▶ _What to work on_:
Copy out the entries below precisely; nothing is to be omitted.

^^^^^^^^

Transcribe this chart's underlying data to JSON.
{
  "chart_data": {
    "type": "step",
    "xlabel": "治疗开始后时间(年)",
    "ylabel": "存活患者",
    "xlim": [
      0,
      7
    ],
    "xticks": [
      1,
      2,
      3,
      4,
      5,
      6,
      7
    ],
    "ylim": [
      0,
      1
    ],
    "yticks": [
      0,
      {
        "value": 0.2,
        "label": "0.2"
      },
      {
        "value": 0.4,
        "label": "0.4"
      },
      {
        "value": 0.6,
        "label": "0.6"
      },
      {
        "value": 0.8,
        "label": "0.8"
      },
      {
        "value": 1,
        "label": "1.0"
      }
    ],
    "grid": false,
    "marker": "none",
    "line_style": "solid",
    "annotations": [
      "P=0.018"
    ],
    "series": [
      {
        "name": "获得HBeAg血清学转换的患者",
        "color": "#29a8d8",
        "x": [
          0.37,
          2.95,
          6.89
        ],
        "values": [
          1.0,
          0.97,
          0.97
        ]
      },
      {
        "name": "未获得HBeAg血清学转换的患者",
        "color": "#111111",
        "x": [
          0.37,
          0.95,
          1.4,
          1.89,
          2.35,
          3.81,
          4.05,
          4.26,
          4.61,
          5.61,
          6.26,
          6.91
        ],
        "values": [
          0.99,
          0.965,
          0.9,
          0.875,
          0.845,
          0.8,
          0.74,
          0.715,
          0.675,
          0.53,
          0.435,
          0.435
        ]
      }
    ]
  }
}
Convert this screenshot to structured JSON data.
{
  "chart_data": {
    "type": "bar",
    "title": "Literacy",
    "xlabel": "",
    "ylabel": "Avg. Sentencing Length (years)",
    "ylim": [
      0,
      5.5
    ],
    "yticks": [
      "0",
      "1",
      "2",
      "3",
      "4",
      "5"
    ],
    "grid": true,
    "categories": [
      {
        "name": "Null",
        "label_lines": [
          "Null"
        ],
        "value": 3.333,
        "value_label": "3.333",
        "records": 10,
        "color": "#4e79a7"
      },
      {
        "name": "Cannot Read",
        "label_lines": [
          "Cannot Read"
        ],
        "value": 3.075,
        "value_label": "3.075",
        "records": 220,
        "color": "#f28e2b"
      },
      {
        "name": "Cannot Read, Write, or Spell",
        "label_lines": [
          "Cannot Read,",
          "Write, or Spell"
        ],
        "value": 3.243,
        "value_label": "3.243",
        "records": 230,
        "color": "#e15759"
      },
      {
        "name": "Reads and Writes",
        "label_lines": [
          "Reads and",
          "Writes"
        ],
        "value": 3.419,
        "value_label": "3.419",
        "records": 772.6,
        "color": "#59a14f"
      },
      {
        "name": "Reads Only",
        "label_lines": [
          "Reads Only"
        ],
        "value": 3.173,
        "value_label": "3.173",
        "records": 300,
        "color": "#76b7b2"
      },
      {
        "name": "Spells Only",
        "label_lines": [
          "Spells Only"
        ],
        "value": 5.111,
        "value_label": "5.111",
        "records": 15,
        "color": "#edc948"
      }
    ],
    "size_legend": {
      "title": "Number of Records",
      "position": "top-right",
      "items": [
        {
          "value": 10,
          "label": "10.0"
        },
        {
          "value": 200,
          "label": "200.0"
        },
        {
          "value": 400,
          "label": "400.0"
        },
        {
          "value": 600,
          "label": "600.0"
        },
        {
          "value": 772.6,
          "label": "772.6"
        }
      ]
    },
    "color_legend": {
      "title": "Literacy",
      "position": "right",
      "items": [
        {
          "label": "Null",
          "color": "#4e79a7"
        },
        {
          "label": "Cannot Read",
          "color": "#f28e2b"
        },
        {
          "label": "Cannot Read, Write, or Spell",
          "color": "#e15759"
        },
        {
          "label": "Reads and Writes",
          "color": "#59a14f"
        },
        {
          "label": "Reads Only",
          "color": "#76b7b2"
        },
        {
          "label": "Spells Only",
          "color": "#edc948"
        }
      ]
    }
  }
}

^^^^^^^^

▶ _The response_:
Transcribe this chart's underlying data to JSON.
{
  "chart_data": {
    "type": "step",
    "xlabel": "治疗开始后时间(年)",
    "ylabel": "存活患者",
    "xlim": [
      0,
      7
    ],
    "xticks": [
      1,
      2,
      3,
      4,
      5,
      6,
      7
    ],
    "ylim": [
      0,
      1
    ],
    "yticks": [
      0,
      {
        "value": 0.2,
        "label": "0.2"
      },
      {
        "value": 0.4,
        "label": "0.4"
      },
      {
        "value": 0.6,
        "label": "0.6"
      },
      {
        "value": 0.8,
        "label": "0.8"
      },
      {
        "value": 1,
        "label": "1.0"
      }
    ],
    "grid": false,
    "marker": "none",
    "line_style": "solid",
    "annotations": [
      "P=0.018"
    ],
    "series": [
      {
        "name": "获得HBeAg血清学转换的患者",
        "color": "#29a8d8",
        "x": [
          0.37,
          2.95,
          6.89
        ],
        "values": [
          1.0,
          0.97,
          0.97
        ]
      },
      {
        "name": "未获得HBeAg血清学转换的患者",
        "color": "#111111",
        "x": [
          0.37,
          0.95,
          1.4,
          1.89,
          2.35,
          3.81,
          4.05,
          4.26,
          4.61,
          5.61,
          6.26,
          6.91
        ],
        "values": [
          0.99,
          0.965,
          0.9,
          0.875,
          0.845,
          0.8,
          0.74,
          0.715,
          0.675,
          0.53,
          0.435,
          0.435
        ]
      }
    ]
  }
}
Convert this screenshot to structured JSON data.
{
  "chart_data": {
    "type": "bar",
    "title": "Literacy",
    "xlabel": "",
    "ylabel": "Avg. Sentencing Length (years)",
    "ylim": [
      0,
      5.5
    ],
    "yticks": [
      "0",
      "1",
      "2",
      "3",
      "4",
      "5"
    ],
    "grid": true,
    "categories": [
      {
        "name": "Null",
        "label_lines": [
          "Null"
        ],
        "value": 3.333,
        "value_label": "3.333",
        "records": 10,
        "color": "#4e79a7"
      },
      {
        "name": "Cannot Read",
        "label_lines": [
          "Cannot Read"
        ],
        "value": 3.075,
        "value_label": "3.075",
        "records": 220,
        "color": "#f28e2b"
      },
      {
        "name": "Cannot Read, Write, or Spell",
        "label_lines": [
          "Cannot Read,",
          "Write, or Spell"
        ],
        "value": 3.243,
        "value_label": "3.243",
        "records": 230,
        "color": "#e15759"
      },
      {
        "name": "Reads and Writes",
        "label_lines": [
          "Reads and",
          "Writes"
        ],
        "value": 3.419,
        "value_label": "3.419",
        "records": 772.6,
        "color": "#59a14f"
      },
      {
        "name": "Reads Only",
        "label_lines": [
          "Reads Only"
        ],
        "value": 3.173,
        "value_label": "3.173",
        "records": 300,
        "color": "#76b7b2"
      },
      {
        "name": "Spells Only",
        "label_lines": [
          "Spells Only"
        ],
        "value": 5.111,
        "value_label": "5.111",
        "records": 15,
        "color": "#edc948"
      }
    ],
    "size_legend": {
      "title": "Number of Records",
      "position": "top-right",
      "items": [
        {
          "value": 10,
          "label": "10.0"
        },
        {
          "value": 200,
          "label": "200.0"
        },
        {
          "value": 400,
          "label": "400.0"
        },
        {
          "value": 600,
          "label": "600.0"
        },
        {
          "value": 772.6,
          "label": "772.6"
        }
      ]
    },
    "color_legend": {
      "title": "Literacy",
      "position": "right",
      "items": [
        {
          "label": "Null",
          "color": "#4e79a7"
        },
        {
          "label": "Cannot Read",
          "color": "#f28e2b"
        },
        {
          "label": "Cannot Read, Write, or Spell",
          "color": "#e15759"
        },
        {
          "label": "Reads and Writes",
          "color": "#59a14f"
        },
        {
          "label": "Reads Only",
          "color": "#76b7b2"
        },
        {
          "label": "Spells Only",
          "color": "#edc948"
        }
      ]
    }
  }
}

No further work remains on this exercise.